Stated problem -> Copy out the listing exactly.

Data for processing ->
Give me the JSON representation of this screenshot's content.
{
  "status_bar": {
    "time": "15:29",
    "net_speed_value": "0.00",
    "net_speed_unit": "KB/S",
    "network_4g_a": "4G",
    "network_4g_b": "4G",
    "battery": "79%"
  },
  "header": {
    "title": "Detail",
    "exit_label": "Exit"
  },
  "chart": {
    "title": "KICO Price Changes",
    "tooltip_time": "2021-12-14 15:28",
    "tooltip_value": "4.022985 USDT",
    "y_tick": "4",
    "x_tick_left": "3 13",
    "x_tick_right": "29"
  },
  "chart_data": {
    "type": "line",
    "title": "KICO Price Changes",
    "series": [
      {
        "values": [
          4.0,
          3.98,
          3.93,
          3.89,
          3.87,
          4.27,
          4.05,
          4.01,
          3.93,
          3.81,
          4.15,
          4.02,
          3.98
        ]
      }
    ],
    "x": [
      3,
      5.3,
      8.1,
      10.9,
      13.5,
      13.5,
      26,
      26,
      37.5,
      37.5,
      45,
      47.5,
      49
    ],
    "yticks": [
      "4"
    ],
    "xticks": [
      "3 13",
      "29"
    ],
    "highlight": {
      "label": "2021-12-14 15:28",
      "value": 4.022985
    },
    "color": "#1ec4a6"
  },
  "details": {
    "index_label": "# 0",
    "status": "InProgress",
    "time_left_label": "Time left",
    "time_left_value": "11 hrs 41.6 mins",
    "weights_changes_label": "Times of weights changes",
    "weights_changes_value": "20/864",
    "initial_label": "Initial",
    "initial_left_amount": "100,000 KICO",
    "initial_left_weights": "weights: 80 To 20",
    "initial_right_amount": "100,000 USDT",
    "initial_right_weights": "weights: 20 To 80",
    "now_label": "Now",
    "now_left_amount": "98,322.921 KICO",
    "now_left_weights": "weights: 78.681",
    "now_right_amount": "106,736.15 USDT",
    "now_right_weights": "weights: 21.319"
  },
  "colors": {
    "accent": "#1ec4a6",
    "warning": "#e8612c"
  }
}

Result for this exercise ->
Give me the JSON representation of this screenshot's content.
{
  "status_bar": {
    "time": "15:29",
    "net_speed_value": "0.00",
    "net_speed_unit": "KB/S",
    "network_4g_a": "4G",
    "network_4g_b": "4G",
    "battery": "79%"
  },
  "header": {
    "title": "Detail",
    "exit_label": "Exit"
  },
  "chart": {
    "title": "KICO Price Changes",
    "tooltip_time": "2021-12-14 15:28",
    "tooltip_value": "4.022985 USDT",
    "y_tick": "4",
    "x_tick_left": "3 13",
    "x_tick_right": "29"
  },
  "chart_data": {
    "type": "line",
    "title": "KICO Price Changes",
    "series": [
      {
        "values": [
          4.0,
          3.98,
          3.93,
          3.89,
          3.87,
          4.27,
          4.05,
          4.01,
          3.93,
          3.81,
          4.15,
          4.02,
          3.98
        ]
      }
    ],
    "x": [
      3,
      5.3,
      8.1,
      10.9,
      13.5,
      13.5,
      26,
      26,
      37.5,
      37.5,
      45,
      47.5,
      49
    ],
    "yticks": [
      "4"
    ],
    "xticks": [
      "3 13",
      "29"
    ],
    "highlight": {
      "label": "2021-12-14 15:28",
      "value": 4.022985
    },
    "color": "#1ec4a6"
  },
  "details": {
    "index_label": "# 0",
    "status": "InProgress",
    "time_left_label": "Time left",
    "time_left_value": "11 hrs 41.6 mins",
    "weights_changes_label": "Times of weights changes",
    "weights_changes_value": "20/864",
    "initial_label": "Initial",
    "initial_left_amount": "100,000 KICO",
    "initial_left_weights": "weights: 80 To 20",
    "initial_right_amount": "100,000 USDT",
    "initial_right_weights": "weights: 20 To 80",
    "now_label": "Now",
    "now_left_amount": "98,322.921 KICO",
    "now_left_weights": "weights: 78.681",
    "now_right_amount": "106,736.15 USDT",
    "now_right_weights": "weights: 21.319"
  },
  "colors": {
    "accent": "#1ec4a6",
    "warning": "#e8612c"
  }
}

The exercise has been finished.